**TASK TO COMPLETE:** Identify the lines bearing the string "Россия" and gather them.

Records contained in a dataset
----------

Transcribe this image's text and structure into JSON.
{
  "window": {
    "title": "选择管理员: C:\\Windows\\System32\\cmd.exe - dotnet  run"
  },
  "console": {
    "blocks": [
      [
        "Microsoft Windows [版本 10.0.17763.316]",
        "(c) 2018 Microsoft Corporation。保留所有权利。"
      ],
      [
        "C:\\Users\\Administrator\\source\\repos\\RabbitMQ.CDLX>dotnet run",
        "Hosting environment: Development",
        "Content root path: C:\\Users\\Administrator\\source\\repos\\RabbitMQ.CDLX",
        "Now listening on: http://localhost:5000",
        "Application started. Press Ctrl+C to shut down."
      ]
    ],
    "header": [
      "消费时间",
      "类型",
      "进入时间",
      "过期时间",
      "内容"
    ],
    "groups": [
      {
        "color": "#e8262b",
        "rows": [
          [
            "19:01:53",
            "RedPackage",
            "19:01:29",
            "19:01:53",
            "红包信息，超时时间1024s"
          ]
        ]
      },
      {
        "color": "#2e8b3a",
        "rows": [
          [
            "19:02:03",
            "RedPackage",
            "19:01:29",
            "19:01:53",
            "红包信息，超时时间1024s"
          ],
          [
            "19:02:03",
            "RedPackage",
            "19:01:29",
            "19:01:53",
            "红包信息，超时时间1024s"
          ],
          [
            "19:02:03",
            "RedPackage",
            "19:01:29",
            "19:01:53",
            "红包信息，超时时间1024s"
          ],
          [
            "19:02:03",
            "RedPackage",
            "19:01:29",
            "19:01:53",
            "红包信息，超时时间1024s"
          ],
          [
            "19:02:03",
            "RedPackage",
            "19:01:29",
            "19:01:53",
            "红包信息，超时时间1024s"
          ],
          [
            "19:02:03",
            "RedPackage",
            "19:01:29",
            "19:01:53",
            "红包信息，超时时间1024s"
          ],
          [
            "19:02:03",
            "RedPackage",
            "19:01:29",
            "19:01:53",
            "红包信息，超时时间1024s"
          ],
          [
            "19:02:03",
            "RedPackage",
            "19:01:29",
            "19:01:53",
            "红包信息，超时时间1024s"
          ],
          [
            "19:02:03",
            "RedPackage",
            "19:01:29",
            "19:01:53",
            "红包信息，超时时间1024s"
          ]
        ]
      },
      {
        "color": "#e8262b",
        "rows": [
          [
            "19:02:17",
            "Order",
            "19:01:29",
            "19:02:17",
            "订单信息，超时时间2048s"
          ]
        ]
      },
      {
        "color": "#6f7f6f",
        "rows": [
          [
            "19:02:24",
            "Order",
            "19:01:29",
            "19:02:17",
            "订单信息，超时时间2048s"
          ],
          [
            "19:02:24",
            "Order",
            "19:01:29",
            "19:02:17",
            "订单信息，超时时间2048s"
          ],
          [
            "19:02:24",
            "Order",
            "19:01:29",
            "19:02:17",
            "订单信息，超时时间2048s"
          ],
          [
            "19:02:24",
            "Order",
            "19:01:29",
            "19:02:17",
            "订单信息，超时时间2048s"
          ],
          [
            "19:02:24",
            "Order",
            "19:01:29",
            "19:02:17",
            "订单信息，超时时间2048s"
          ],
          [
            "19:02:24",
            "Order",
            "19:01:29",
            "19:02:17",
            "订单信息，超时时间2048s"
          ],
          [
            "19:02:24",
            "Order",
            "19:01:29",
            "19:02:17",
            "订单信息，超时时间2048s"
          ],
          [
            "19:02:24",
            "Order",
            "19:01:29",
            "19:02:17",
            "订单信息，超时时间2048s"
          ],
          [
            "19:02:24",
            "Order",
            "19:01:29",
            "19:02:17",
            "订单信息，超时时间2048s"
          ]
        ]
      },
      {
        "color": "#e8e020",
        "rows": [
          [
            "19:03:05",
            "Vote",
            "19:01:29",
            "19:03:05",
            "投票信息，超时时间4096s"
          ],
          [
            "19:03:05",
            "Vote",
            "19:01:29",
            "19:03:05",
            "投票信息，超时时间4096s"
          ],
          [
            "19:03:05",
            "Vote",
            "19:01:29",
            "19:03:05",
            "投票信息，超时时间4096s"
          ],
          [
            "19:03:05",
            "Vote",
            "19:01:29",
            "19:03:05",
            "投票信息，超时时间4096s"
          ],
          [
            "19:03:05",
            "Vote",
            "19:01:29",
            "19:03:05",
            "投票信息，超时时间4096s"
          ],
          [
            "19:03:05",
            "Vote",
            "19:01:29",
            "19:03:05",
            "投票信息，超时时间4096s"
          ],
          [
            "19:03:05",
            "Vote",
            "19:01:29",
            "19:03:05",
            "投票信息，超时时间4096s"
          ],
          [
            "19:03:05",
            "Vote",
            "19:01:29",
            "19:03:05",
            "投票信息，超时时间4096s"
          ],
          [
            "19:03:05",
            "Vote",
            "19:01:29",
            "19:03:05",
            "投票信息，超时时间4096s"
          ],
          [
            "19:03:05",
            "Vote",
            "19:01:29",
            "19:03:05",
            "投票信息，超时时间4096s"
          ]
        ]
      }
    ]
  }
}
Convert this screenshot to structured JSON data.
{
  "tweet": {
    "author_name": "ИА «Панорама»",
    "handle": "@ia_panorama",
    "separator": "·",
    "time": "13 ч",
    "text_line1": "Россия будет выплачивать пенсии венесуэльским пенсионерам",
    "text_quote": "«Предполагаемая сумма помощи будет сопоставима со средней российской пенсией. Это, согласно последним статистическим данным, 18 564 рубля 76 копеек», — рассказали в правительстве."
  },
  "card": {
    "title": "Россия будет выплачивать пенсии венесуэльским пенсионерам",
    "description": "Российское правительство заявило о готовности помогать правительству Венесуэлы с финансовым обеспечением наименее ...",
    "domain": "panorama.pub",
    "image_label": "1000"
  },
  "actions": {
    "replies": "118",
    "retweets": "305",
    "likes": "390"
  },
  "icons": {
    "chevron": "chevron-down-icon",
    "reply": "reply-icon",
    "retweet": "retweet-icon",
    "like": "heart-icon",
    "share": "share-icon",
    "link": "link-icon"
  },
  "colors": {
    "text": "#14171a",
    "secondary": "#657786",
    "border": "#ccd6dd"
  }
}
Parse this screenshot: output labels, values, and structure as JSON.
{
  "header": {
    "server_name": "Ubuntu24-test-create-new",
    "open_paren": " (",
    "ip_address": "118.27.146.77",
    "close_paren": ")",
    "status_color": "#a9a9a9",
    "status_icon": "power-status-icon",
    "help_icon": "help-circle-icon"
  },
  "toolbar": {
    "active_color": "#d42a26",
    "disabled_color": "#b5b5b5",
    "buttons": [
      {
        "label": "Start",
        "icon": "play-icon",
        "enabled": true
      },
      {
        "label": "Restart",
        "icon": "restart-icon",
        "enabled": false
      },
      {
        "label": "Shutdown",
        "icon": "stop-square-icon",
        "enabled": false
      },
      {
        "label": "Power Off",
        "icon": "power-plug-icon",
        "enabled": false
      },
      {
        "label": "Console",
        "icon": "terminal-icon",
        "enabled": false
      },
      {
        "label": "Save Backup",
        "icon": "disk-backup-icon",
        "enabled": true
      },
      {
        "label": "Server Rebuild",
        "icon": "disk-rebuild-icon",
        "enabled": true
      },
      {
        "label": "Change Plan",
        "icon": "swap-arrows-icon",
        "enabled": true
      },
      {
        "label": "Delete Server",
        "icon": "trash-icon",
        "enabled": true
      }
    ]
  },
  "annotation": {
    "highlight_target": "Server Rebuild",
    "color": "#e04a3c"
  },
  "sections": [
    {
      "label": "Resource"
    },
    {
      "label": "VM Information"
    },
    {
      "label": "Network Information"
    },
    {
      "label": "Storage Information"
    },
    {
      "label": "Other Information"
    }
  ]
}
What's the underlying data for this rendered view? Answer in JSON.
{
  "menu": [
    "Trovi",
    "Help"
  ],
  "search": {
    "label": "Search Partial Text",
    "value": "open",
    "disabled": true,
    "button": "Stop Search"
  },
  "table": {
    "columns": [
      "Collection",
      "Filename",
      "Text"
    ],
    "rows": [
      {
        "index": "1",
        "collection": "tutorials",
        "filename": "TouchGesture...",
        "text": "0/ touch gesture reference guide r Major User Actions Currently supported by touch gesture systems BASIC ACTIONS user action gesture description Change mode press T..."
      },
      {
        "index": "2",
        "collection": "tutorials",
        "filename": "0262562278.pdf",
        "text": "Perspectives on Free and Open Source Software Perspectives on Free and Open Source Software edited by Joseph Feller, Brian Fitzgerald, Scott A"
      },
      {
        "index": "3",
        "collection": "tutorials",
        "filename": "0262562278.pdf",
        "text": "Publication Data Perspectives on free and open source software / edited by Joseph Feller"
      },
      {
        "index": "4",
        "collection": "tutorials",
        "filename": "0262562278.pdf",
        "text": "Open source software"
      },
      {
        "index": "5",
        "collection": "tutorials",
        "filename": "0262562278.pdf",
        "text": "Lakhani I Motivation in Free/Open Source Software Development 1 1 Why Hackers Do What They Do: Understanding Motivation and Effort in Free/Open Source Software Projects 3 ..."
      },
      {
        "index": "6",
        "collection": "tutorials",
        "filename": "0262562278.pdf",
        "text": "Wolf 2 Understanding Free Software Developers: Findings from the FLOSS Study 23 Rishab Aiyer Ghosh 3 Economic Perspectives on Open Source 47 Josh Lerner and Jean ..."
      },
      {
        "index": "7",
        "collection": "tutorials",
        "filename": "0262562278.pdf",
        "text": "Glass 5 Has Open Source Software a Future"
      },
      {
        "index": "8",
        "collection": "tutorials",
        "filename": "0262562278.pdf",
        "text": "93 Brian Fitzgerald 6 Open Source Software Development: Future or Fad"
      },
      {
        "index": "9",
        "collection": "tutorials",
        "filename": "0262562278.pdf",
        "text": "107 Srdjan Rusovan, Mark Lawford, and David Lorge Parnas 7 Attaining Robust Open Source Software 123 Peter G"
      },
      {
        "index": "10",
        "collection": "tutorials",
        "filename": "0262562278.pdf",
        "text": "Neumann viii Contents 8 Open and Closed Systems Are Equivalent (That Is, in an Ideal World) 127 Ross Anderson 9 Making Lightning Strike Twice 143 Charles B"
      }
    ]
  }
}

----------

**ANSWER TO THIS PROBLEM:**
    "text_line1": "Россия будет выплачивать пенсии венесуэльским пенсионерам",
    "title": "Россия будет выплачивать пенсии венесуэльским пенсионерам",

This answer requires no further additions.